Among the lines below, count those containing the word "this". Give the number only.

*****

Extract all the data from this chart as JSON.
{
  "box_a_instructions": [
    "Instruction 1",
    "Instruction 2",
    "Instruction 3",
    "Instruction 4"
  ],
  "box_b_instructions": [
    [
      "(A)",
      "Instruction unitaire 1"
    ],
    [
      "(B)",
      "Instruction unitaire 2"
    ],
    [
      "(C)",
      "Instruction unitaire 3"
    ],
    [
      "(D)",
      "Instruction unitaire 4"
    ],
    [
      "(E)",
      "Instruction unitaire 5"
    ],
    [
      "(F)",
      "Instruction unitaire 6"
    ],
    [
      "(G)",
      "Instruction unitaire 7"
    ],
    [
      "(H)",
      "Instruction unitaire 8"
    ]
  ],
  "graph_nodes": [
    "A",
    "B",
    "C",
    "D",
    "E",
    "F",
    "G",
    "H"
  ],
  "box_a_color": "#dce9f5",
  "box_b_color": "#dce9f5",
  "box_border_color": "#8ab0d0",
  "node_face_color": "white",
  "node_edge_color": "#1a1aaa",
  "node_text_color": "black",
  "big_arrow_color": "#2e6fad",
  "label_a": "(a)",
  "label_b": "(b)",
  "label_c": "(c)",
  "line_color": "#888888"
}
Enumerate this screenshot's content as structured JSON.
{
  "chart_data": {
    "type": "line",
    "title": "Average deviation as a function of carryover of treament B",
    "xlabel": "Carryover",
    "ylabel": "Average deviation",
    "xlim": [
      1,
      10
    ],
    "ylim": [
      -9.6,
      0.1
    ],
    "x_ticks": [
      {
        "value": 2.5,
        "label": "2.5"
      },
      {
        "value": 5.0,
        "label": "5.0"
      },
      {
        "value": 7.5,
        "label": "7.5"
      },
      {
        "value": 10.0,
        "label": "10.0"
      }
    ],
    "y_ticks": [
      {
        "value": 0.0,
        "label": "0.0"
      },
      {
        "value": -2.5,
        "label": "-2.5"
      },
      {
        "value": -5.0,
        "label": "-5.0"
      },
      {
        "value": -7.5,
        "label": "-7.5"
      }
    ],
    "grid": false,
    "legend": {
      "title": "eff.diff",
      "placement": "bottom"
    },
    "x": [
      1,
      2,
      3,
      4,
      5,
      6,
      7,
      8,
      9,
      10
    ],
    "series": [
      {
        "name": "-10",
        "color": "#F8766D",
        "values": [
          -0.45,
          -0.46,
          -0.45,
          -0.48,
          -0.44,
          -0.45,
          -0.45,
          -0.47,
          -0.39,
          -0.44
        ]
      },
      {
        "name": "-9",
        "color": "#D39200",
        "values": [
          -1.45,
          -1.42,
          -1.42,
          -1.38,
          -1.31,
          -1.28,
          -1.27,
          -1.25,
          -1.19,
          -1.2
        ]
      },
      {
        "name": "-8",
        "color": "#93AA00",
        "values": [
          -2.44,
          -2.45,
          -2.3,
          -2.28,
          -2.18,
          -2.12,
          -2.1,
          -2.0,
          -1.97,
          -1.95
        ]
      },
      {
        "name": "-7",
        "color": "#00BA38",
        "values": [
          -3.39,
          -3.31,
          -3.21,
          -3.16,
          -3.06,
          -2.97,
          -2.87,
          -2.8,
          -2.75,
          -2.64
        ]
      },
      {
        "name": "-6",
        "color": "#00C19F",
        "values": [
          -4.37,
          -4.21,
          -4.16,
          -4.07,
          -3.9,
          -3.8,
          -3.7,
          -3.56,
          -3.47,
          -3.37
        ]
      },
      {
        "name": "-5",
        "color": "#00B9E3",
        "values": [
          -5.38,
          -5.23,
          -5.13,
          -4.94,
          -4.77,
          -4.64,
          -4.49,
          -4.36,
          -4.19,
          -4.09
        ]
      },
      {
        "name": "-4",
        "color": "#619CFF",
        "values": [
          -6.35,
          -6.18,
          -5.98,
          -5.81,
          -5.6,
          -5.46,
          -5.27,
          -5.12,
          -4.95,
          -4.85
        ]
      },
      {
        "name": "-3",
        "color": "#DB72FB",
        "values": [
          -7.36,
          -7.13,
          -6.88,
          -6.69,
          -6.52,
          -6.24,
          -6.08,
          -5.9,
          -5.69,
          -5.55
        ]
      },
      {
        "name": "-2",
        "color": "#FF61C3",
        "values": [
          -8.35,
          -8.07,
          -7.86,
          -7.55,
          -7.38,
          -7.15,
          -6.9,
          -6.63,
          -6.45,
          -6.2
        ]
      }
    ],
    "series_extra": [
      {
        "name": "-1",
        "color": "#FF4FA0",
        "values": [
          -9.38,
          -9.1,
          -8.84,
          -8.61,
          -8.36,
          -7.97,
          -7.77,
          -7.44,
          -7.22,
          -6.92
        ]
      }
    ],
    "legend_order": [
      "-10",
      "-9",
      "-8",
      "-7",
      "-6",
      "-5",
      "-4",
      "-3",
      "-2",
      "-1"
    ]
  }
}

*****

**Written reply:**
2